— Start —

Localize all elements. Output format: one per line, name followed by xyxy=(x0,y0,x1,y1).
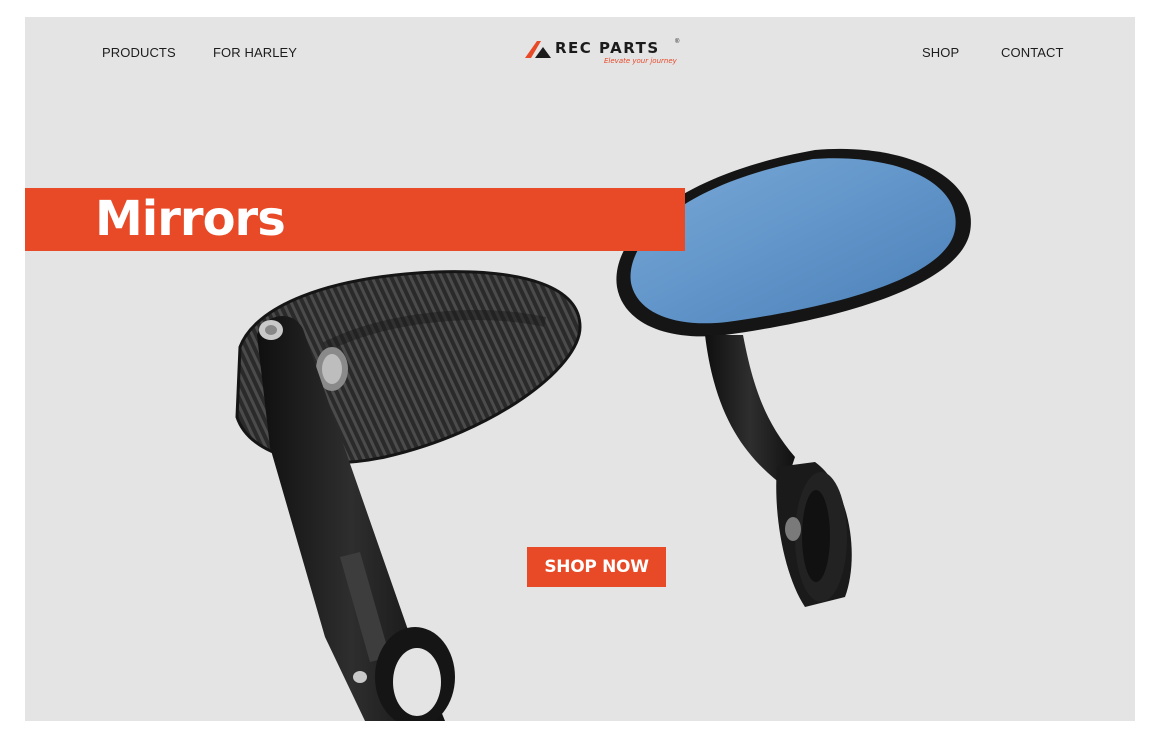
nav-link-shop[interactable]: SHOP xyxy=(922,45,959,60)
title-banner: Mirrors xyxy=(25,188,685,251)
logo-tagline: Elevate your journey xyxy=(604,57,677,65)
registered-mark: ® xyxy=(675,39,680,45)
hero-product-image xyxy=(235,148,971,721)
hero-section: PRODUCTS FOR HARLEY REC PARTS ® Elevate … xyxy=(25,17,1135,721)
black-mirror-image xyxy=(235,270,582,721)
nav-link-for-harley[interactable]: FOR HARLEY xyxy=(213,45,297,60)
shop-now-button[interactable]: SHOP NOW xyxy=(527,547,666,587)
page-title: Mirrors xyxy=(95,191,286,247)
nav-link-products[interactable]: PRODUCTS xyxy=(102,45,176,60)
brand-logo[interactable]: REC PARTS ® Elevate your journey xyxy=(525,39,685,69)
rec-parts-arrow-logo-icon xyxy=(525,41,551,58)
nav-link-contact[interactable]: CONTACT xyxy=(1001,45,1064,60)
logo-wordmark: REC PARTS xyxy=(555,39,660,57)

— End —

- [SHORT EXERCISE]: Please write out every line above word for word, leaving out the pictures.

- [THE REPLY]:
Localize all elements. Output format: one per line, name followed by xyxy=(x0,y0,x1,y1).
nav-link-shop[interactable]: SHOP xyxy=(922,45,959,60)
title-banner: Mirrors xyxy=(25,188,685,251)
logo-tagline: Elevate your journey xyxy=(604,57,677,65)
registered-mark: ® xyxy=(675,39,680,45)
hero-product-image xyxy=(235,148,971,721)
hero-section: PRODUCTS FOR HARLEY REC PARTS ® Elevate … xyxy=(25,17,1135,721)
black-mirror-image xyxy=(235,270,582,721)
nav-link-for-harley[interactable]: FOR HARLEY xyxy=(213,45,297,60)
shop-now-button[interactable]: SHOP NOW xyxy=(527,547,666,587)
page-title: Mirrors xyxy=(95,191,286,247)
nav-link-products[interactable]: PRODUCTS xyxy=(102,45,176,60)
brand-logo[interactable]: REC PARTS ® Elevate your journey xyxy=(525,39,685,69)
rec-parts-arrow-logo-icon xyxy=(525,41,551,58)
nav-link-contact[interactable]: CONTACT xyxy=(1001,45,1064,60)
logo-wordmark: REC PARTS xyxy=(555,39,660,57)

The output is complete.